WHAT TO PRODUCE:
Set down each line of the material that follows, exactly, with no pictures.

Dataset entries:
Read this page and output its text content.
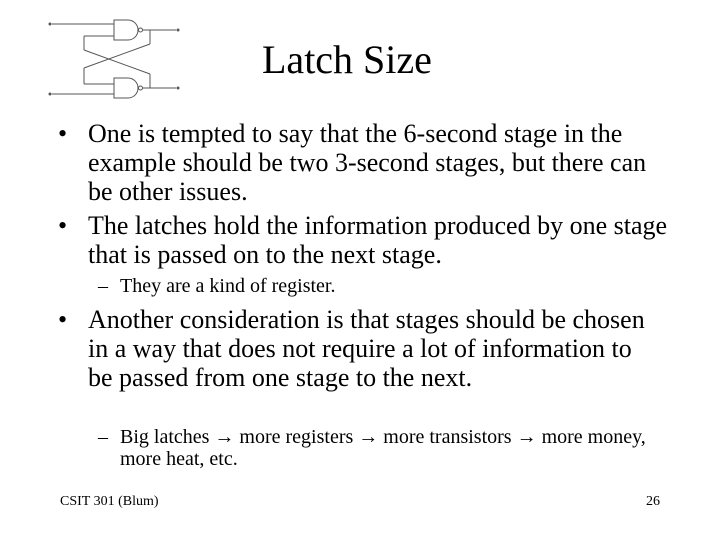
Latch Size
• One is tempted to say that the 6-second stage in the example should be two 3-second stages, but there can be other issues.
• The latches hold the information produced by one stage that is passed on to the next stage.
– They are a kind of register.
• Another consideration is that stages should be chosen in a way that does not require a lot of information to be passed from one stage to the next.
– Big latches → more registers → more transistors → more money, more heat, etc.
CSIT 301 (Blum)	26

WRITTEN ANSWER:
Read this page and output its text content.
Latch Size
• One is tempted to say that the 6-second stage in the example should be two 3-second stages, but there can be other issues.
• The latches hold the information produced by one stage that is passed on to the next stage.
– They are a kind of register.
• Another consideration is that stages should be chosen in a way that does not require a lot of information to be passed from one stage to the next.
– Big latches → more registers → more transistors → more money, more heat, etc.
CSIT 301 (Blum)	26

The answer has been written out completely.